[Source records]
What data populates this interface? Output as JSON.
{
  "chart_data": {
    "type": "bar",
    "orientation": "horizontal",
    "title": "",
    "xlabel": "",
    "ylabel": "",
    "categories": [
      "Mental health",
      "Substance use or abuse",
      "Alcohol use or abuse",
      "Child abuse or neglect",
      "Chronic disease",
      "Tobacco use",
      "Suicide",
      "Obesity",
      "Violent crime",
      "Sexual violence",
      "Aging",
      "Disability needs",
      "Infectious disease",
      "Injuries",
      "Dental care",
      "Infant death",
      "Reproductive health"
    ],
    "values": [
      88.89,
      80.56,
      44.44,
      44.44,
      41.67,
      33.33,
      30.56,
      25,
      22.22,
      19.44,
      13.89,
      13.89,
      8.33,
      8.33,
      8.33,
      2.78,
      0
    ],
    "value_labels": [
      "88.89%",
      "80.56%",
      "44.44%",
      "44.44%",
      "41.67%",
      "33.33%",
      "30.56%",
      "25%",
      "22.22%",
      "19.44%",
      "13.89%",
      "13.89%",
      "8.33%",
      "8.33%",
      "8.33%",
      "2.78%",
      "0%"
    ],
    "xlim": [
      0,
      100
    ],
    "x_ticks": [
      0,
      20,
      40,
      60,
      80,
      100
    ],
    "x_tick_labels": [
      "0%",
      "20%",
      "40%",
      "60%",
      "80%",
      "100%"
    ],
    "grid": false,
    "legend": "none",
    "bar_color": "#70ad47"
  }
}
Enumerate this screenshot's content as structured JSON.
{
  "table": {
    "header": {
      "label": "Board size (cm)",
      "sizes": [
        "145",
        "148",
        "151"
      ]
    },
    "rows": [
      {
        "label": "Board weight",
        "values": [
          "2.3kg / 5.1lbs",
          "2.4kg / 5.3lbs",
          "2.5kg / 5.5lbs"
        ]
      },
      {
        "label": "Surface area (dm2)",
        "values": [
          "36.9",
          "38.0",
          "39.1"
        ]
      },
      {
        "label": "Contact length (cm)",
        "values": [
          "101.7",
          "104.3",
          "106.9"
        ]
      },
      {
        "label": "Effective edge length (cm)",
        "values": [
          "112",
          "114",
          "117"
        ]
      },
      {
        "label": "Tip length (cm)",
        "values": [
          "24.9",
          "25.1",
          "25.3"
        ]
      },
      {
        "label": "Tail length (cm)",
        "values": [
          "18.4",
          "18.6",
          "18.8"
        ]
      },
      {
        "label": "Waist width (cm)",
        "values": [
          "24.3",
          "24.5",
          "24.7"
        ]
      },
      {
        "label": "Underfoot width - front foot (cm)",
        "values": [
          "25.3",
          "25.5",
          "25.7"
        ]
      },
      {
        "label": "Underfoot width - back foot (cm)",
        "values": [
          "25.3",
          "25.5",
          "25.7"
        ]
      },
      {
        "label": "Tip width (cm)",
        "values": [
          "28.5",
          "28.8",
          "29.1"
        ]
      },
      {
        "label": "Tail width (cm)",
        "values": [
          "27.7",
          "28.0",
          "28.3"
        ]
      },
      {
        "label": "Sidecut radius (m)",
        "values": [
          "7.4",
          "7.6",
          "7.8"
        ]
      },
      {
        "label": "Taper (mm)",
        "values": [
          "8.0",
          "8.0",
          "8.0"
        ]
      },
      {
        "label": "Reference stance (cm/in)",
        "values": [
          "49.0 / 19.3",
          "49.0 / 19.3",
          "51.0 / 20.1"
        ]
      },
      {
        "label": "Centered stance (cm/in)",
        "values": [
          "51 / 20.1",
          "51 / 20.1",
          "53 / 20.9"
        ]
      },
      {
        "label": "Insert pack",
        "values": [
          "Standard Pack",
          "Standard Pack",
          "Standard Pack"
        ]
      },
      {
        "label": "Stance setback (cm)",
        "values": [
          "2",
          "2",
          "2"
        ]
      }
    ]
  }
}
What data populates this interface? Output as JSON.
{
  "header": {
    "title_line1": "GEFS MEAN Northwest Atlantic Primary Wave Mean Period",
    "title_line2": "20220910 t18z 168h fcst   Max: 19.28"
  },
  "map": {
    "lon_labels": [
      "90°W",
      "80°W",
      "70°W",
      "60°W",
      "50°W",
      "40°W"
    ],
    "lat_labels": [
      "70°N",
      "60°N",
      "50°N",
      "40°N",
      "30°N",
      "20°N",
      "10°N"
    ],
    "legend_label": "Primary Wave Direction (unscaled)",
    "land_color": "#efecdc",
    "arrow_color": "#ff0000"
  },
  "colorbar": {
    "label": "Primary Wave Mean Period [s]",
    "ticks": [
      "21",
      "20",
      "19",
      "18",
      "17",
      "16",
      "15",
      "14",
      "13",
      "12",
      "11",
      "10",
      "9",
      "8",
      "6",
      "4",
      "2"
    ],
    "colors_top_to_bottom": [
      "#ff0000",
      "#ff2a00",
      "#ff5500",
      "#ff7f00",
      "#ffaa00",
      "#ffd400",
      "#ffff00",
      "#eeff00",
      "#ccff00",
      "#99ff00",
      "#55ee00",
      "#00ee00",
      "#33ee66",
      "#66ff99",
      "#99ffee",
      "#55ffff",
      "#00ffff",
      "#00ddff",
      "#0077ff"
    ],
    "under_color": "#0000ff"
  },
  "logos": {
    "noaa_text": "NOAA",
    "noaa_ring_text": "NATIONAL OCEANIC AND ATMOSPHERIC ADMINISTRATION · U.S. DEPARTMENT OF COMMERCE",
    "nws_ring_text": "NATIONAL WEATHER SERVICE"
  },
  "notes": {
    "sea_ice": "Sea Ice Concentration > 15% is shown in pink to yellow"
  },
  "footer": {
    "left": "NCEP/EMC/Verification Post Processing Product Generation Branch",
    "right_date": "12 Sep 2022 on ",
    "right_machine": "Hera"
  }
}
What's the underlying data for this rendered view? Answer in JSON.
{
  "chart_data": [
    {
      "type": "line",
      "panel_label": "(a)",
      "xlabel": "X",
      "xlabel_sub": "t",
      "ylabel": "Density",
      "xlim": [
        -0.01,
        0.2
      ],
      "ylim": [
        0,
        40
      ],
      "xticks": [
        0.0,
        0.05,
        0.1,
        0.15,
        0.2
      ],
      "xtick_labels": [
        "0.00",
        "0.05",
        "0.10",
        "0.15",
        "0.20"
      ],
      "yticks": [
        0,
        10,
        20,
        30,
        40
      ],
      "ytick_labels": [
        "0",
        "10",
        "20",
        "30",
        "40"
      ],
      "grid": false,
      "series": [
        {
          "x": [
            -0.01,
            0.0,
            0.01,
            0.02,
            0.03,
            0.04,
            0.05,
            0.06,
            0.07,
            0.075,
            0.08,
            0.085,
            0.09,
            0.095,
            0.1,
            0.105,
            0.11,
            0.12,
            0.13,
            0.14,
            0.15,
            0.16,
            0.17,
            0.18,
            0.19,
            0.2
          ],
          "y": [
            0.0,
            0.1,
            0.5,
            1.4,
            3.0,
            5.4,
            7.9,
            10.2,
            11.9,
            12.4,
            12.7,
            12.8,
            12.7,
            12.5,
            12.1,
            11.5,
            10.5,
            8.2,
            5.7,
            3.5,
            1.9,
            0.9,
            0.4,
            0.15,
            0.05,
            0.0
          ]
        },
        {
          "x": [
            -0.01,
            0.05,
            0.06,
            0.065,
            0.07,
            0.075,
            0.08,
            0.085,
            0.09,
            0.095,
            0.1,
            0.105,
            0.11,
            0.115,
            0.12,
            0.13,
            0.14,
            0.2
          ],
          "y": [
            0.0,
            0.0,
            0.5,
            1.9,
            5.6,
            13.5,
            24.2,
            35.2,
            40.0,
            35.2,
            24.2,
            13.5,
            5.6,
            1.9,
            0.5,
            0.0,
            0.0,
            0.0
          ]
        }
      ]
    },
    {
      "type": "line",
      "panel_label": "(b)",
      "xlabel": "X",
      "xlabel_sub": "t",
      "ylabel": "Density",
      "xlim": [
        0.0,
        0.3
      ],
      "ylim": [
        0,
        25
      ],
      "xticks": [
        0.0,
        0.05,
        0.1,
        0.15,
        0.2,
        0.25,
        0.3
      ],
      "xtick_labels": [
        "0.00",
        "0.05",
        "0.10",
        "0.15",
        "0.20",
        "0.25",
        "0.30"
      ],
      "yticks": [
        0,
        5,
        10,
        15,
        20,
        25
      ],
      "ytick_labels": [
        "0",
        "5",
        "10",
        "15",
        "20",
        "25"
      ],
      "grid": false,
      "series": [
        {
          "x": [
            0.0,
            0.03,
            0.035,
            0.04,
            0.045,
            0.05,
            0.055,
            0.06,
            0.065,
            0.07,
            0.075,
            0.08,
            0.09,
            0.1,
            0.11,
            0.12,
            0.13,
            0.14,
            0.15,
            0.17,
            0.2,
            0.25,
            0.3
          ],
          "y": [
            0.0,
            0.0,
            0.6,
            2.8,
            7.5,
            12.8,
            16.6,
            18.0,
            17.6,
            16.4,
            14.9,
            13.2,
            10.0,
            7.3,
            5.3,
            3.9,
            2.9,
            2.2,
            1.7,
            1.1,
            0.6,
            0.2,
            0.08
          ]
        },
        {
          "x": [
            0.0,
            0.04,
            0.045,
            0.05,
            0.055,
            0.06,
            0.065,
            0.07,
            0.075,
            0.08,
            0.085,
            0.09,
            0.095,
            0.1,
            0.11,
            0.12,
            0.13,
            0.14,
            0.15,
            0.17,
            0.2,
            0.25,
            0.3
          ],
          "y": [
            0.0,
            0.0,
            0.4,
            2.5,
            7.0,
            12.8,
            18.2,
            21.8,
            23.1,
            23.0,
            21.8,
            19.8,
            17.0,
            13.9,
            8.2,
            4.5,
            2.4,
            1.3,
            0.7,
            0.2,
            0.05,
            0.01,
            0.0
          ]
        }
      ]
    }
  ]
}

* **OBJECTIVE**: Find out how many lines in the listing contain the string "NATIONAL". Give the number alone.

* **WORKED ANSWER**: 2